Data entries:
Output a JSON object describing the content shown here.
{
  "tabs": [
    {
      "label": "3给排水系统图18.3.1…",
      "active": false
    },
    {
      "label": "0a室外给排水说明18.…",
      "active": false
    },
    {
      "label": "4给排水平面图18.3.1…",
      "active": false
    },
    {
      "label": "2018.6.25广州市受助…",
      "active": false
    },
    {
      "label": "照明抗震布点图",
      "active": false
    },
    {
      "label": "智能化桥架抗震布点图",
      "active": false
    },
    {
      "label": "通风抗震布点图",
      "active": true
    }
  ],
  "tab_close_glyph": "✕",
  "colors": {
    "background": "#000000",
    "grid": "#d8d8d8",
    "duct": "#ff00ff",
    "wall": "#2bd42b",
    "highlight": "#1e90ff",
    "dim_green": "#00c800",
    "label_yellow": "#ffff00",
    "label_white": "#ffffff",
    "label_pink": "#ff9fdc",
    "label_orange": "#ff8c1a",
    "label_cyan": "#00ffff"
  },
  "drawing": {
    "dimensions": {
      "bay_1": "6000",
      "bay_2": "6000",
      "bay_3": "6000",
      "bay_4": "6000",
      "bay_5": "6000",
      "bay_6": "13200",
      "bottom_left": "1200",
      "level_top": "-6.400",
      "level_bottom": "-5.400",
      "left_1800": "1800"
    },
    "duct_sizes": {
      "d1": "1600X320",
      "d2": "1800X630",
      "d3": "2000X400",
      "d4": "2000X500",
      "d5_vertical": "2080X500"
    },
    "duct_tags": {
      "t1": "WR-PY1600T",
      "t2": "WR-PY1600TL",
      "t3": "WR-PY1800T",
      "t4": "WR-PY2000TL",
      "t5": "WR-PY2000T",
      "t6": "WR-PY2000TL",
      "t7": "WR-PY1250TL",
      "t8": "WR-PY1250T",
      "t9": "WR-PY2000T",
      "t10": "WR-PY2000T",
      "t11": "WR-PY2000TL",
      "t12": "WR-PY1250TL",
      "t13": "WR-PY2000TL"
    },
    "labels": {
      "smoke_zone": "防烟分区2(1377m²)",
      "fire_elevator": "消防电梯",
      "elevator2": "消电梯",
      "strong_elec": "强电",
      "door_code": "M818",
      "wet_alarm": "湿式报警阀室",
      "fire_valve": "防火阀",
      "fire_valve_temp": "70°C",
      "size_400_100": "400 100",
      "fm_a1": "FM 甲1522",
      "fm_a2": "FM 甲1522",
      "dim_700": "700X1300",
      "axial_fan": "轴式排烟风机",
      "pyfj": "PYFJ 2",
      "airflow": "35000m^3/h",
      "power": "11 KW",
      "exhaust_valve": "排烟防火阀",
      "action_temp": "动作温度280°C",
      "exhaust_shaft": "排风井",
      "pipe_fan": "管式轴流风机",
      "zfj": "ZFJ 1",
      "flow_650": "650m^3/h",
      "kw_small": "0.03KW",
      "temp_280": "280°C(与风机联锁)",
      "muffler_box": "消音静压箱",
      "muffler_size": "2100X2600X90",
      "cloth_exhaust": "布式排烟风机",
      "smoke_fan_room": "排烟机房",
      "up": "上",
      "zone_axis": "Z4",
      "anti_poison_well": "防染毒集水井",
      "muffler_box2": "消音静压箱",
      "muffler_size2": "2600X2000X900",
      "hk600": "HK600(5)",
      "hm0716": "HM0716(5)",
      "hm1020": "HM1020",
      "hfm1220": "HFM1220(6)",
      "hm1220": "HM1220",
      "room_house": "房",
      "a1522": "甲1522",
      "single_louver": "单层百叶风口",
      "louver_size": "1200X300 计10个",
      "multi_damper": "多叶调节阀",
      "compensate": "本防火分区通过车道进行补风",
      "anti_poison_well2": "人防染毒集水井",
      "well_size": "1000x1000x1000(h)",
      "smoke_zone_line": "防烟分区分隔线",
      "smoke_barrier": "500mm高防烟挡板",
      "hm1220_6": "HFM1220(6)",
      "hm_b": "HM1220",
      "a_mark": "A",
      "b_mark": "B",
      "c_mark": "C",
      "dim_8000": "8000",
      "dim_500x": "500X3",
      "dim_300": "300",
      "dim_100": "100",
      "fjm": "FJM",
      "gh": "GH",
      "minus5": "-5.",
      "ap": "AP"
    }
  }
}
==
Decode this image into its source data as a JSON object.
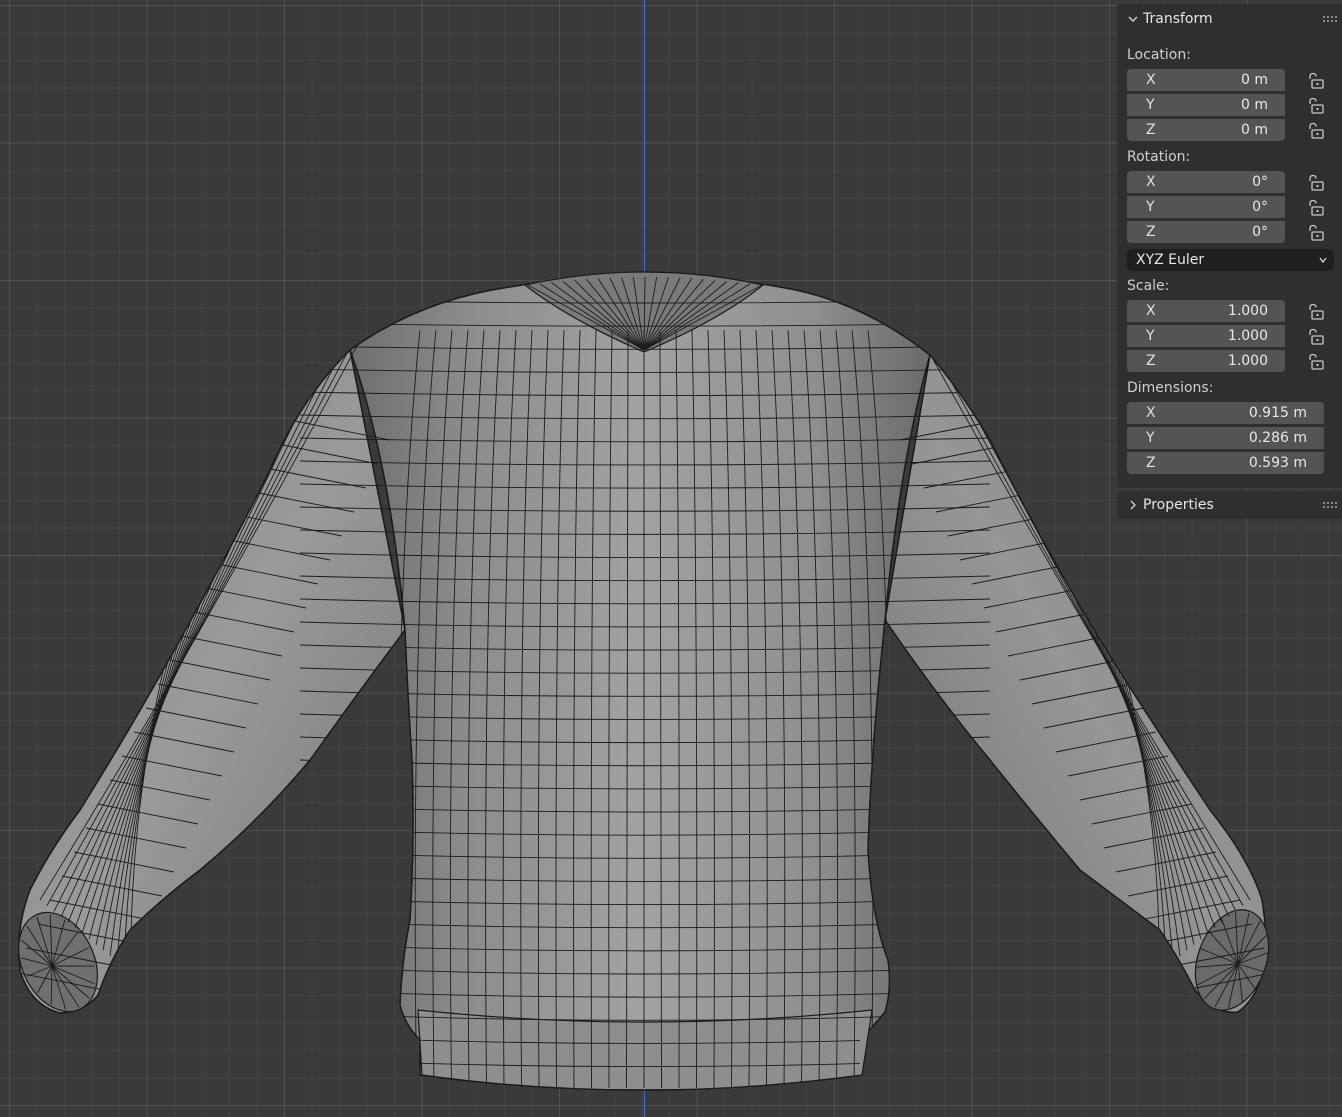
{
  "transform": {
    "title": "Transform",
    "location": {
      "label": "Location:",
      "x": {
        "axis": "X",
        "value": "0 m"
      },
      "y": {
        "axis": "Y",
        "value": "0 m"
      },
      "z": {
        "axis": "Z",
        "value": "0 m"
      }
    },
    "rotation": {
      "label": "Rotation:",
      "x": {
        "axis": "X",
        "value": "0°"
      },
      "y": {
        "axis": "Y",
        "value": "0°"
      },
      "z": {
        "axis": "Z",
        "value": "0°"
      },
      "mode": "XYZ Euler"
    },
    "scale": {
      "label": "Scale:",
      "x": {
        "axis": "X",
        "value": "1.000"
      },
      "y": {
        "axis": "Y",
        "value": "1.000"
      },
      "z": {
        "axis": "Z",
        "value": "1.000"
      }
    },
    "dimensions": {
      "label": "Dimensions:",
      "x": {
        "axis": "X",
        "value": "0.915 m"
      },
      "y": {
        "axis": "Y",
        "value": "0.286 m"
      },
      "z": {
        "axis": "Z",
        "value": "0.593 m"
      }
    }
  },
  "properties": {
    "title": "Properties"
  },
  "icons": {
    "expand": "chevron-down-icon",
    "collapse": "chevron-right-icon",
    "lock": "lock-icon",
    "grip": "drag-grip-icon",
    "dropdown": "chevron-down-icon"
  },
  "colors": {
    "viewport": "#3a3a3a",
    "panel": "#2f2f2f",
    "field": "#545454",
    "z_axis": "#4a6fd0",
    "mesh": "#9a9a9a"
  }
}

* **WORK REQUIRED**: Look through the listing and extract every line with "object" in it.

* **WRITTEN SOLUTION**:
Output a JSON object describing the content shown here.
Decode this image into its source data as a JSON object.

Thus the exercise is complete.